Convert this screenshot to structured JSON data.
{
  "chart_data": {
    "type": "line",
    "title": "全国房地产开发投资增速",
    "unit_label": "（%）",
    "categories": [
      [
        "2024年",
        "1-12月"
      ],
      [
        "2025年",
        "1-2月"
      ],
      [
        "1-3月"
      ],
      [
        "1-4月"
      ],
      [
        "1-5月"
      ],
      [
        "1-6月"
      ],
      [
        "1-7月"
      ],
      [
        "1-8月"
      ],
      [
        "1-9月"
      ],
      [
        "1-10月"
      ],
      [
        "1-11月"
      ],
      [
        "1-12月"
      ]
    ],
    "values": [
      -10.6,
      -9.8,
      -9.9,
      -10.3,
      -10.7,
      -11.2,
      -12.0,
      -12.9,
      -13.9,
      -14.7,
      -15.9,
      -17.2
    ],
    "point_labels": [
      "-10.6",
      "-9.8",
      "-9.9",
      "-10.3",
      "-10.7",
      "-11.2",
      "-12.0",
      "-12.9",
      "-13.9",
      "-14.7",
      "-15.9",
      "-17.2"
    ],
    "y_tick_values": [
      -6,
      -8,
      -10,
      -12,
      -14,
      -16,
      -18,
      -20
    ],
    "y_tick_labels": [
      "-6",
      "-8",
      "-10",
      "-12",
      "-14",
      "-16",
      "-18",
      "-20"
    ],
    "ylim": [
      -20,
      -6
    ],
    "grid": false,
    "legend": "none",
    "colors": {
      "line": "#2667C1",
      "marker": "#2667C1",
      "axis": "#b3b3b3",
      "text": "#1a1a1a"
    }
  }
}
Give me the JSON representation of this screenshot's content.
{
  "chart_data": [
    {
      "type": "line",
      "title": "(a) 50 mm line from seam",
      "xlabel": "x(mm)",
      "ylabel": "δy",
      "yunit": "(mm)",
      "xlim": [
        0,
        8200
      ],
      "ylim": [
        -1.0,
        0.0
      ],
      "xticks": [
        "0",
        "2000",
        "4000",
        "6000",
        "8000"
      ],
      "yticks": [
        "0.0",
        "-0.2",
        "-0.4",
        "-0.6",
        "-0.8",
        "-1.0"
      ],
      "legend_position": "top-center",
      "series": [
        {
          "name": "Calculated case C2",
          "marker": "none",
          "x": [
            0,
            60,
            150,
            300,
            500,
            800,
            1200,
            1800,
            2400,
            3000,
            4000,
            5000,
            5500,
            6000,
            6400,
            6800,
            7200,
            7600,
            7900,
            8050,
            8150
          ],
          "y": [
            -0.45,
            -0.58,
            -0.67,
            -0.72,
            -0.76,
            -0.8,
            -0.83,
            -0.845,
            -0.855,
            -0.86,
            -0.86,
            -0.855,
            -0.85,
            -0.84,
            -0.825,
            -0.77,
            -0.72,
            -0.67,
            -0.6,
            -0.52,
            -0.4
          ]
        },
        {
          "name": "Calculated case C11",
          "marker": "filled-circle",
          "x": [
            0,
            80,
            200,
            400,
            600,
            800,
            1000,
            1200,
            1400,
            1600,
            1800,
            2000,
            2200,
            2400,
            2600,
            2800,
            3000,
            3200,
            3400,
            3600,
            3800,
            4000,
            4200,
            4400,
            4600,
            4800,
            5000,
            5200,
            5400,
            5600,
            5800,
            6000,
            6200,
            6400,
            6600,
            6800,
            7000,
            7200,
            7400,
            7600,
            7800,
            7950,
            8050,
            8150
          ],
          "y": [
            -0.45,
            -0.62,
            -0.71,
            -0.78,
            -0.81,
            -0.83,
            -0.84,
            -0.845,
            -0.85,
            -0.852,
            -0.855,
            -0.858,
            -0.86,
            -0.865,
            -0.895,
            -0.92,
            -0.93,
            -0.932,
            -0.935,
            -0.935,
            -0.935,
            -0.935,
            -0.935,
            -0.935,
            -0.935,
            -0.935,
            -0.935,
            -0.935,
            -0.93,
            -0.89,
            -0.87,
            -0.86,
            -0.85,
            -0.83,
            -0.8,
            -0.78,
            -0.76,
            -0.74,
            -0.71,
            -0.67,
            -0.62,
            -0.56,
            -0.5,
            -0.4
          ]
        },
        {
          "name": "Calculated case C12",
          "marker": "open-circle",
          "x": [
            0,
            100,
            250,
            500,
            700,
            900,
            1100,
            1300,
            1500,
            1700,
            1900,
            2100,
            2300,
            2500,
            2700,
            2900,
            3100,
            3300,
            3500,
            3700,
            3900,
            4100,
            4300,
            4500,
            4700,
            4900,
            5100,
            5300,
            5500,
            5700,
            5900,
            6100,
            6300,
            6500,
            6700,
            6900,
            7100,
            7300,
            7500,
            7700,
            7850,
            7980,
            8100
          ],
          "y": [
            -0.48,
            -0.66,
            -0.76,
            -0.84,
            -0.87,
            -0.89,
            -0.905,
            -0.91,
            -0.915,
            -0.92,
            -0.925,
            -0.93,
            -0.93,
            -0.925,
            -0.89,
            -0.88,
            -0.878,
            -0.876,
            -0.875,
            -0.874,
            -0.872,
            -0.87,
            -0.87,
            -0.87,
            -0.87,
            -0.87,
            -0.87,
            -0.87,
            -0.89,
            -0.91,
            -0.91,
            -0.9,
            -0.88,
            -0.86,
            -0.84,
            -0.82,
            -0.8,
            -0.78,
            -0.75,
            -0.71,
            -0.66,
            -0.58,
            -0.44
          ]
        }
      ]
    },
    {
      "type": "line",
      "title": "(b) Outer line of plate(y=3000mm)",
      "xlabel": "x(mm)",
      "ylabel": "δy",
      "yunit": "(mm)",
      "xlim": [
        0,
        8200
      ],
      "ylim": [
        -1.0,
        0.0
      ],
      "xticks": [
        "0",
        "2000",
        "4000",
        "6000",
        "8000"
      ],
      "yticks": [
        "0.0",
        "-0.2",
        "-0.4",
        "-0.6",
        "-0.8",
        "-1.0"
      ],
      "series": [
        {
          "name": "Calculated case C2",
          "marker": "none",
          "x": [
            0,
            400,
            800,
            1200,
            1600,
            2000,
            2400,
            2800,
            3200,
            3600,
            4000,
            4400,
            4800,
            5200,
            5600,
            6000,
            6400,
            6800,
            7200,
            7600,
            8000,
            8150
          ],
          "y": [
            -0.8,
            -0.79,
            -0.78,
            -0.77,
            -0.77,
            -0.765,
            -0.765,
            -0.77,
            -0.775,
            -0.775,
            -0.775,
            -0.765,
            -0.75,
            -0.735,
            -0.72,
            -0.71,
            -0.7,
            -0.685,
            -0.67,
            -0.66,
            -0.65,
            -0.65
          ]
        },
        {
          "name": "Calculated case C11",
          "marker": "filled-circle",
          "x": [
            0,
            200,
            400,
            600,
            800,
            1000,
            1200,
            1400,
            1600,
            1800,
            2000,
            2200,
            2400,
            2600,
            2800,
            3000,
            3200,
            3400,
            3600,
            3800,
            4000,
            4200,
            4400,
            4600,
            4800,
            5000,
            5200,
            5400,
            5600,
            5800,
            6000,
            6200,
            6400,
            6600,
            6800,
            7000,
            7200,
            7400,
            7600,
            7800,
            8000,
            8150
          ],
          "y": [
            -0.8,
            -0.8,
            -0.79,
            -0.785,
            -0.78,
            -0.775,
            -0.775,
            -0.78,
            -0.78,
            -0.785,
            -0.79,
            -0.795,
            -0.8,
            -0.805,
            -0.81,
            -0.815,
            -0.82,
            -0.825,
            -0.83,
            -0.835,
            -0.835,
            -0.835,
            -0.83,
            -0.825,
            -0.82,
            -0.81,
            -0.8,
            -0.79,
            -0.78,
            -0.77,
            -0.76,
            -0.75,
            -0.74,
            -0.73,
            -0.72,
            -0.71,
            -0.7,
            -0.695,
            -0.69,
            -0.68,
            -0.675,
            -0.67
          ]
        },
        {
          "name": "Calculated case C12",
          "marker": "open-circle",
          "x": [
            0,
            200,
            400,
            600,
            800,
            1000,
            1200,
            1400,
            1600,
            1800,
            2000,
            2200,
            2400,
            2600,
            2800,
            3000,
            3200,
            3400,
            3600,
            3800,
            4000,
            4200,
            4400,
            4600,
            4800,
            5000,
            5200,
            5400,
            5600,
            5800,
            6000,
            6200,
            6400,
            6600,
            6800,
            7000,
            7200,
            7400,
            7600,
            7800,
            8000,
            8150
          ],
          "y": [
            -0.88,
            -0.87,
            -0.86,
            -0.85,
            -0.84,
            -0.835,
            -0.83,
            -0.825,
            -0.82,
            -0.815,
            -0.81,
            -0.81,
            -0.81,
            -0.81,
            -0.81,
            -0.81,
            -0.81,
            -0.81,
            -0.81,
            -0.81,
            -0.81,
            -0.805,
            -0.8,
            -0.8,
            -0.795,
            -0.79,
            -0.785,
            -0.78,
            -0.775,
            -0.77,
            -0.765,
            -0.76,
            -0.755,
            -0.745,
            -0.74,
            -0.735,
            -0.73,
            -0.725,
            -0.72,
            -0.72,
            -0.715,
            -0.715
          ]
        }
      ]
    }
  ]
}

____________________

The word "screenshot" may appear on some lines. Report how many lines hold it, giving the number alone.

• RIGHT ANSWER
2